§ **TO DO**
Repeat the entire listing exactly as written.

═══ EXERCISE MATERIAL

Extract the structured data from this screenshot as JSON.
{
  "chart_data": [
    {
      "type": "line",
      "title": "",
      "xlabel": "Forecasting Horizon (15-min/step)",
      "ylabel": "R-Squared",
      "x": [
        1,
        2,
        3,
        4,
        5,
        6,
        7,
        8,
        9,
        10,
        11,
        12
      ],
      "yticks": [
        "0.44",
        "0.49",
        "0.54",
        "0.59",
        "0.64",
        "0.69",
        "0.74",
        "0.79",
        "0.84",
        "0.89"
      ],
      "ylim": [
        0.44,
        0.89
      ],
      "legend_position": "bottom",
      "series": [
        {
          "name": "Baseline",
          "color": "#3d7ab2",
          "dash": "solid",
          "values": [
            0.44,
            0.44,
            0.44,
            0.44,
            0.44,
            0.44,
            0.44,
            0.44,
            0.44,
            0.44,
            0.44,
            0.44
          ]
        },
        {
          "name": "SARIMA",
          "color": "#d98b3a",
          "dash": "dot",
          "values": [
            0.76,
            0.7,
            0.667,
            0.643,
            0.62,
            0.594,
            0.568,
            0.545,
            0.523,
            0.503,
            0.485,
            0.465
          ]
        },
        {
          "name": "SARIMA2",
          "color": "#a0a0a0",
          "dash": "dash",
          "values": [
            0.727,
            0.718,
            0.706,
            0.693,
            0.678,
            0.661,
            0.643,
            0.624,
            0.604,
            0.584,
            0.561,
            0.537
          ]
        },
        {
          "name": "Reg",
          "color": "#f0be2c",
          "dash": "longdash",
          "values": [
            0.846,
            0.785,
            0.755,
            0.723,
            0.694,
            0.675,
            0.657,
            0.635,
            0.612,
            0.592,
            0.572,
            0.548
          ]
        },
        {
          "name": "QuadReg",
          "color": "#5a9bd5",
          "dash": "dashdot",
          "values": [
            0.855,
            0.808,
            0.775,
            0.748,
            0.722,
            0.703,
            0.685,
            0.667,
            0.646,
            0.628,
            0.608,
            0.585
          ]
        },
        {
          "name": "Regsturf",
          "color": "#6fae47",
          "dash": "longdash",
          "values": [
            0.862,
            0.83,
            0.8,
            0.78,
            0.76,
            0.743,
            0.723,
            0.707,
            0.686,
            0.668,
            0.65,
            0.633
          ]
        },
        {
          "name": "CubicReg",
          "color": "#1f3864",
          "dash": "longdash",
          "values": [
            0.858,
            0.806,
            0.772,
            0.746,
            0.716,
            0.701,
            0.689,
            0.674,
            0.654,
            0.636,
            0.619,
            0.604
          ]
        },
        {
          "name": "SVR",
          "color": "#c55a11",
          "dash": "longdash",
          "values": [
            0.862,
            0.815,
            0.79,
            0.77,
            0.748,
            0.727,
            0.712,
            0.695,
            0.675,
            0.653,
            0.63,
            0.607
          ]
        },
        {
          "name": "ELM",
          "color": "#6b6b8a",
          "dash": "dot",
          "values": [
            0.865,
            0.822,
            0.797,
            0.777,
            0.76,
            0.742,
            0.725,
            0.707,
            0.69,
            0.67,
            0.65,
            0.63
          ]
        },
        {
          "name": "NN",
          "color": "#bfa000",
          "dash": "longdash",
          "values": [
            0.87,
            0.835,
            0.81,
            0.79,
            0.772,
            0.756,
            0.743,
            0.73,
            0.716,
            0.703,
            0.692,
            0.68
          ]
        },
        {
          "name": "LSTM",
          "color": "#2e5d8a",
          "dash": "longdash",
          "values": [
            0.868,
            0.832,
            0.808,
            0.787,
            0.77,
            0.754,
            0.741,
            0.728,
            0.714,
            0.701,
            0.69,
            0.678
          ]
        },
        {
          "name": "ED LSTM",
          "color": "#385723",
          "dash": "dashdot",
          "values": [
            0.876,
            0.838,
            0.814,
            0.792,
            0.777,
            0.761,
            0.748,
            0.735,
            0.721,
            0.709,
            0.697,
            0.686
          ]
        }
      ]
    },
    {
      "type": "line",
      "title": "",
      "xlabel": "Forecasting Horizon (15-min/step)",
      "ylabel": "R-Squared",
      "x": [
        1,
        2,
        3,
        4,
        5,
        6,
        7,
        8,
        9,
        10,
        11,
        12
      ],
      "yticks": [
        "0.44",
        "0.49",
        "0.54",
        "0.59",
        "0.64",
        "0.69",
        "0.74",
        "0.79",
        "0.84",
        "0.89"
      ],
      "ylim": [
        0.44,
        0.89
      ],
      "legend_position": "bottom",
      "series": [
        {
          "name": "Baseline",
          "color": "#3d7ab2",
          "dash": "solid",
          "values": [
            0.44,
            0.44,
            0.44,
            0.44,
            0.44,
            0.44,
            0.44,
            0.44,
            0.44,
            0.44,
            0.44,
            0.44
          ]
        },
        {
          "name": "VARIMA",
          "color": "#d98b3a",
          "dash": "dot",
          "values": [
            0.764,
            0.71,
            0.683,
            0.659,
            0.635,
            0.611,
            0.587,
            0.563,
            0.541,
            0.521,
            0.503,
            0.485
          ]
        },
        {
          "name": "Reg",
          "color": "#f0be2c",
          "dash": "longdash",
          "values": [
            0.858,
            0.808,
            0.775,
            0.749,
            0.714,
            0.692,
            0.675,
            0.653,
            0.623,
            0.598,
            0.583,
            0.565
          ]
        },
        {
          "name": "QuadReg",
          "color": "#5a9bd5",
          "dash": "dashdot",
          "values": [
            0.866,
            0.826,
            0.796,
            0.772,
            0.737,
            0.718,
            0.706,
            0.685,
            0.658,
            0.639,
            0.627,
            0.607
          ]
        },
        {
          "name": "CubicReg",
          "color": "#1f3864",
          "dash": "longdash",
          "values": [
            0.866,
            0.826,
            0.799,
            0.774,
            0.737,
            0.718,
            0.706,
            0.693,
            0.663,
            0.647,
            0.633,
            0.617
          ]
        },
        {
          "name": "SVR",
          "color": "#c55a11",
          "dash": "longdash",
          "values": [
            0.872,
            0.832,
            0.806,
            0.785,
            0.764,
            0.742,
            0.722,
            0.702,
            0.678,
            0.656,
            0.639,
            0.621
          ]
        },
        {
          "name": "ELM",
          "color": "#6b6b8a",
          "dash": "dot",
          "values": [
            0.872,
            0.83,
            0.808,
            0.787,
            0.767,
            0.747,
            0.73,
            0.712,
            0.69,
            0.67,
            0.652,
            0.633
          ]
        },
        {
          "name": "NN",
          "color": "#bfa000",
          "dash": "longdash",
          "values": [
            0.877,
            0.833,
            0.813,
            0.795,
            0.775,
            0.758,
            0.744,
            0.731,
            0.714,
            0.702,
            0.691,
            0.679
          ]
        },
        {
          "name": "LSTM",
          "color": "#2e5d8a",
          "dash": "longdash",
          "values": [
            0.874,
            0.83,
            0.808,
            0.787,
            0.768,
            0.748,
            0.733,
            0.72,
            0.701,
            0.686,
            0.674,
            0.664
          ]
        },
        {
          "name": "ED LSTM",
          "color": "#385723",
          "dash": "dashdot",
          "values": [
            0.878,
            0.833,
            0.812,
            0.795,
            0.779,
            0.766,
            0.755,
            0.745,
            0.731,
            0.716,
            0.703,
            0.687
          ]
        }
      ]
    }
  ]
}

══════

§ **ANSWER FOR THE TASK**
Extract the structured data from this screenshot as JSON.
{
  "chart_data": [
    {
      "type": "line",
      "title": "",
      "xlabel": "Forecasting Horizon (15-min/step)",
      "ylabel": "R-Squared",
      "x": [
        1,
        2,
        3,
        4,
        5,
        6,
        7,
        8,
        9,
        10,
        11,
        12
      ],
      "yticks": [
        "0.44",
        "0.49",
        "0.54",
        "0.59",
        "0.64",
        "0.69",
        "0.74",
        "0.79",
        "0.84",
        "0.89"
      ],
      "ylim": [
        0.44,
        0.89
      ],
      "legend_position": "bottom",
      "series": [
        {
          "name": "Baseline",
          "color": "#3d7ab2",
          "dash": "solid",
          "values": [
            0.44,
            0.44,
            0.44,
            0.44,
            0.44,
            0.44,
            0.44,
            0.44,
            0.44,
            0.44,
            0.44,
            0.44
          ]
        },
        {
          "name": "SARIMA",
          "color": "#d98b3a",
          "dash": "dot",
          "values": [
            0.76,
            0.7,
            0.667,
            0.643,
            0.62,
            0.594,
            0.568,
            0.545,
            0.523,
            0.503,
            0.485,
            0.465
          ]
        },
        {
          "name": "SARIMA2",
          "color": "#a0a0a0",
          "dash": "dash",
          "values": [
            0.727,
            0.718,
            0.706,
            0.693,
            0.678,
            0.661,
            0.643,
            0.624,
            0.604,
            0.584,
            0.561,
            0.537
          ]
        },
        {
          "name": "Reg",
          "color": "#f0be2c",
          "dash": "longdash",
          "values": [
            0.846,
            0.785,
            0.755,
            0.723,
            0.694,
            0.675,
            0.657,
            0.635,
            0.612,
            0.592,
            0.572,
            0.548
          ]
        },
        {
          "name": "QuadReg",
          "color": "#5a9bd5",
          "dash": "dashdot",
          "values": [
            0.855,
            0.808,
            0.775,
            0.748,
            0.722,
            0.703,
            0.685,
            0.667,
            0.646,
            0.628,
            0.608,
            0.585
          ]
        },
        {
          "name": "Regsturf",
          "color": "#6fae47",
          "dash": "longdash",
          "values": [
            0.862,
            0.83,
            0.8,
            0.78,
            0.76,
            0.743,
            0.723,
            0.707,
            0.686,
            0.668,
            0.65,
            0.633
          ]
        },
        {
          "name": "CubicReg",
          "color": "#1f3864",
          "dash": "longdash",
          "values": [
            0.858,
            0.806,
            0.772,
            0.746,
            0.716,
            0.701,
            0.689,
            0.674,
            0.654,
            0.636,
            0.619,
            0.604
          ]
        },
        {
          "name": "SVR",
          "color": "#c55a11",
          "dash": "longdash",
          "values": [
            0.862,
            0.815,
            0.79,
            0.77,
            0.748,
            0.727,
            0.712,
            0.695,
            0.675,
            0.653,
            0.63,
            0.607
          ]
        },
        {
          "name": "ELM",
          "color": "#6b6b8a",
          "dash": "dot",
          "values": [
            0.865,
            0.822,
            0.797,
            0.777,
            0.76,
            0.742,
            0.725,
            0.707,
            0.69,
            0.67,
            0.65,
            0.63
          ]
        },
        {
          "name": "NN",
          "color": "#bfa000",
          "dash": "longdash",
          "values": [
            0.87,
            0.835,
            0.81,
            0.79,
            0.772,
            0.756,
            0.743,
            0.73,
            0.716,
            0.703,
            0.692,
            0.68
          ]
        },
        {
          "name": "LSTM",
          "color": "#2e5d8a",
          "dash": "longdash",
          "values": [
            0.868,
            0.832,
            0.808,
            0.787,
            0.77,
            0.754,
            0.741,
            0.728,
            0.714,
            0.701,
            0.69,
            0.678
          ]
        },
        {
          "name": "ED LSTM",
          "color": "#385723",
          "dash": "dashdot",
          "values": [
            0.876,
            0.838,
            0.814,
            0.792,
            0.777,
            0.761,
            0.748,
            0.735,
            0.721,
            0.709,
            0.697,
            0.686
          ]
        }
      ]
    },
    {
      "type": "line",
      "title": "",
      "xlabel": "Forecasting Horizon (15-min/step)",
      "ylabel": "R-Squared",
      "x": [
        1,
        2,
        3,
        4,
        5,
        6,
        7,
        8,
        9,
        10,
        11,
        12
      ],
      "yticks": [
        "0.44",
        "0.49",
        "0.54",
        "0.59",
        "0.64",
        "0.69",
        "0.74",
        "0.79",
        "0.84",
        "0.89"
      ],
      "ylim": [
        0.44,
        0.89
      ],
      "legend_position": "bottom",
      "series": [
        {
          "name": "Baseline",
          "color": "#3d7ab2",
          "dash": "solid",
          "values": [
            0.44,
            0.44,
            0.44,
            0.44,
            0.44,
            0.44,
            0.44,
            0.44,
            0.44,
            0.44,
            0.44,
            0.44
          ]
        },
        {
          "name": "VARIMA",
          "color": "#d98b3a",
          "dash": "dot",
          "values": [
            0.764,
            0.71,
            0.683,
            0.659,
            0.635,
            0.611,
            0.587,
            0.563,
            0.541,
            0.521,
            0.503,
            0.485
          ]
        },
        {
          "name": "Reg",
          "color": "#f0be2c",
          "dash": "longdash",
          "values": [
            0.858,
            0.808,
            0.775,
            0.749,
            0.714,
            0.692,
            0.675,
            0.653,
            0.623,
            0.598,
            0.583,
            0.565
          ]
        },
        {
          "name": "QuadReg",
          "color": "#5a9bd5",
          "dash": "dashdot",
          "values": [
            0.866,
            0.826,
            0.796,
            0.772,
            0.737,
            0.718,
            0.706,
            0.685,
            0.658,
            0.639,
            0.627,
            0.607
          ]
        },
        {
          "name": "CubicReg",
          "color": "#1f3864",
          "dash": "longdash",
          "values": [
            0.866,
            0.826,
            0.799,
            0.774,
            0.737,
            0.718,
            0.706,
            0.693,
            0.663,
            0.647,
            0.633,
            0.617
          ]
        },
        {
          "name": "SVR",
          "color": "#c55a11",
          "dash": "longdash",
          "values": [
            0.872,
            0.832,
            0.806,
            0.785,
            0.764,
            0.742,
            0.722,
            0.702,
            0.678,
            0.656,
            0.639,
            0.621
          ]
        },
        {
          "name": "ELM",
          "color": "#6b6b8a",
          "dash": "dot",
          "values": [
            0.872,
            0.83,
            0.808,
            0.787,
            0.767,
            0.747,
            0.73,
            0.712,
            0.69,
            0.67,
            0.652,
            0.633
          ]
        },
        {
          "name": "NN",
          "color": "#bfa000",
          "dash": "longdash",
          "values": [
            0.877,
            0.833,
            0.813,
            0.795,
            0.775,
            0.758,
            0.744,
            0.731,
            0.714,
            0.702,
            0.691,
            0.679
          ]
        },
        {
          "name": "LSTM",
          "color": "#2e5d8a",
          "dash": "longdash",
          "values": [
            0.874,
            0.83,
            0.808,
            0.787,
            0.768,
            0.748,
            0.733,
            0.72,
            0.701,
            0.686,
            0.674,
            0.664
          ]
        },
        {
          "name": "ED LSTM",
          "color": "#385723",
          "dash": "dashdot",
          "values": [
            0.878,
            0.833,
            0.812,
            0.795,
            0.779,
            0.766,
            0.755,
            0.745,
            0.731,
            0.716,
            0.703,
            0.687
          ]
        }
      ]
    }
  ]
}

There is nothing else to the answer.